- What is needed
Every line of the material below must be repeated exactly.

- Supplied data

○ ○ ○ ○ ○ ○ ○

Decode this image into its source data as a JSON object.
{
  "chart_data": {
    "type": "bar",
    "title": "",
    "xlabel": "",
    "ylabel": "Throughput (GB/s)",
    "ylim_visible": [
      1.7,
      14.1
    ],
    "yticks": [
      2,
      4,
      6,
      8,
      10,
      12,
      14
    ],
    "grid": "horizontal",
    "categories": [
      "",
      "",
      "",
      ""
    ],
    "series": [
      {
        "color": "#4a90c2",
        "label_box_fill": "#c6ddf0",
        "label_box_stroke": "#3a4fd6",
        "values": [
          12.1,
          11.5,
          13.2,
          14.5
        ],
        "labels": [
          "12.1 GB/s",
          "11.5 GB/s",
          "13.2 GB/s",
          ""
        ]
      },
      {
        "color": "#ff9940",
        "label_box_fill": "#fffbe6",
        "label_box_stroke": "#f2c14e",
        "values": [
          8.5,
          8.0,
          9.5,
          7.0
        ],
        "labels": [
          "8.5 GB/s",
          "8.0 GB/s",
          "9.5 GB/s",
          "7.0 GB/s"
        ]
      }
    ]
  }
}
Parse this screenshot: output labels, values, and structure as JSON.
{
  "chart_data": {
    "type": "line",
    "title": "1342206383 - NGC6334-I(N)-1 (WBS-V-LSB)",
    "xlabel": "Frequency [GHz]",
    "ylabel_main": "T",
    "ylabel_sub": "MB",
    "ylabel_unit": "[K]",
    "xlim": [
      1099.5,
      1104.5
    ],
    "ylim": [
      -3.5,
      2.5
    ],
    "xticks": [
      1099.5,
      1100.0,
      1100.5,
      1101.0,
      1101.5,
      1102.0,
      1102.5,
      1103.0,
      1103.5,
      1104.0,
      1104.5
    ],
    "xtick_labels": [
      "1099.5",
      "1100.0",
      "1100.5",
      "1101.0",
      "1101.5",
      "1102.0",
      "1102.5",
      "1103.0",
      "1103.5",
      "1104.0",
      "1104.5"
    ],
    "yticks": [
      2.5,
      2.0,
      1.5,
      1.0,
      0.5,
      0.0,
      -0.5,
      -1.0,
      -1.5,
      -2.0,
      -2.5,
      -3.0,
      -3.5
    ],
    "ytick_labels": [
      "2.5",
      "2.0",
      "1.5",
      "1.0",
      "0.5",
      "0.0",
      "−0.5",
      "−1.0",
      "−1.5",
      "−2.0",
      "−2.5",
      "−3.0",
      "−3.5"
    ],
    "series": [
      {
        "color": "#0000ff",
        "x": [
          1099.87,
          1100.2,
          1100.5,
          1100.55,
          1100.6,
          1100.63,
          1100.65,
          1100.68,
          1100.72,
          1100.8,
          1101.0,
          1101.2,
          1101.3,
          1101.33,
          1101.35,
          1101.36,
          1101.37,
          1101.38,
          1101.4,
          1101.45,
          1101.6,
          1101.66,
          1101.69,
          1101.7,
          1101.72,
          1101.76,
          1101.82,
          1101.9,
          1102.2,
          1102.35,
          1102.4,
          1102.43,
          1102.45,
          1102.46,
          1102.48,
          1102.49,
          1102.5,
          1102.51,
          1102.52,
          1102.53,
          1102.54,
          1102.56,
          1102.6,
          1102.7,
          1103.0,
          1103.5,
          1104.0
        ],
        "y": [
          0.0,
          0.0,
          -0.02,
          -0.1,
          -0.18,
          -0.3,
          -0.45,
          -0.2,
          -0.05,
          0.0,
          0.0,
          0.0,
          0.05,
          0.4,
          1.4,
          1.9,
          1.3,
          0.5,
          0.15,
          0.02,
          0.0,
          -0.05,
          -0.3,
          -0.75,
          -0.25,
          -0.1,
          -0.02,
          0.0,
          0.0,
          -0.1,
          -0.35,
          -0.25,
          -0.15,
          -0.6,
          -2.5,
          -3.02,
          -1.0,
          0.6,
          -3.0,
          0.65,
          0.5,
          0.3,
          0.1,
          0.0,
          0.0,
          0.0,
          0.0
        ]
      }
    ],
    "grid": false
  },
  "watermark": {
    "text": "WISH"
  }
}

○ ○ ○ ○ ○ ○ ○

- Completed exercise
Decode this image into its source data as a JSON object.
{
  "chart_data": {
    "type": "bar",
    "title": "",
    "xlabel": "",
    "ylabel": "Throughput (GB/s)",
    "ylim_visible": [
      1.7,
      14.1
    ],
    "yticks": [
      2,
      4,
      6,
      8,
      10,
      12,
      14
    ],
    "grid": "horizontal",
    "categories": [
      "",
      "",
      "",
      ""
    ],
    "series": [
      {
        "color": "#4a90c2",
        "label_box_fill": "#c6ddf0",
        "label_box_stroke": "#3a4fd6",
        "values": [
          12.1,
          11.5,
          13.2,
          14.5
        ],
        "labels": [
          "12.1 GB/s",
          "11.5 GB/s",
          "13.2 GB/s",
          ""
        ]
      },
      {
        "color": "#ff9940",
        "label_box_fill": "#fffbe6",
        "label_box_stroke": "#f2c14e",
        "values": [
          8.5,
          8.0,
          9.5,
          7.0
        ],
        "labels": [
          "8.5 GB/s",
          "8.0 GB/s",
          "9.5 GB/s",
          "7.0 GB/s"
        ]
      }
    ]
  }
}
Parse this screenshot: output labels, values, and structure as JSON.
{
  "chart_data": {
    "type": "line",
    "title": "1342206383 - NGC6334-I(N)-1 (WBS-V-LSB)",
    "xlabel": "Frequency [GHz]",
    "ylabel_main": "T",
    "ylabel_sub": "MB",
    "ylabel_unit": "[K]",
    "xlim": [
      1099.5,
      1104.5
    ],
    "ylim": [
      -3.5,
      2.5
    ],
    "xticks": [
      1099.5,
      1100.0,
      1100.5,
      1101.0,
      1101.5,
      1102.0,
      1102.5,
      1103.0,
      1103.5,
      1104.0,
      1104.5
    ],
    "xtick_labels": [
      "1099.5",
      "1100.0",
      "1100.5",
      "1101.0",
      "1101.5",
      "1102.0",
      "1102.5",
      "1103.0",
      "1103.5",
      "1104.0",
      "1104.5"
    ],
    "yticks": [
      2.5,
      2.0,
      1.5,
      1.0,
      0.5,
      0.0,
      -0.5,
      -1.0,
      -1.5,
      -2.0,
      -2.5,
      -3.0,
      -3.5
    ],
    "ytick_labels": [
      "2.5",
      "2.0",
      "1.5",
      "1.0",
      "0.5",
      "0.0",
      "−0.5",
      "−1.0",
      "−1.5",
      "−2.0",
      "−2.5",
      "−3.0",
      "−3.5"
    ],
    "series": [
      {
        "color": "#0000ff",
        "x": [
          1099.87,
          1100.2,
          1100.5,
          1100.55,
          1100.6,
          1100.63,
          1100.65,
          1100.68,
          1100.72,
          1100.8,
          1101.0,
          1101.2,
          1101.3,
          1101.33,
          1101.35,
          1101.36,
          1101.37,
          1101.38,
          1101.4,
          1101.45,
          1101.6,
          1101.66,
          1101.69,
          1101.7,
          1101.72,
          1101.76,
          1101.82,
          1101.9,
          1102.2,
          1102.35,
          1102.4,
          1102.43,
          1102.45,
          1102.46,
          1102.48,
          1102.49,
          1102.5,
          1102.51,
          1102.52,
          1102.53,
          1102.54,
          1102.56,
          1102.6,
          1102.7,
          1103.0,
          1103.5,
          1104.0
        ],
        "y": [
          0.0,
          0.0,
          -0.02,
          -0.1,
          -0.18,
          -0.3,
          -0.45,
          -0.2,
          -0.05,
          0.0,
          0.0,
          0.0,
          0.05,
          0.4,
          1.4,
          1.9,
          1.3,
          0.5,
          0.15,
          0.02,
          0.0,
          -0.05,
          -0.3,
          -0.75,
          -0.25,
          -0.1,
          -0.02,
          0.0,
          0.0,
          -0.1,
          -0.35,
          -0.25,
          -0.15,
          -0.6,
          -2.5,
          -3.02,
          -1.0,
          0.6,
          -3.0,
          0.65,
          0.5,
          0.3,
          0.1,
          0.0,
          0.0,
          0.0,
          0.0
        ]
      }
    ],
    "grid": false
  },
  "watermark": {
    "text": "WISH"
  }
}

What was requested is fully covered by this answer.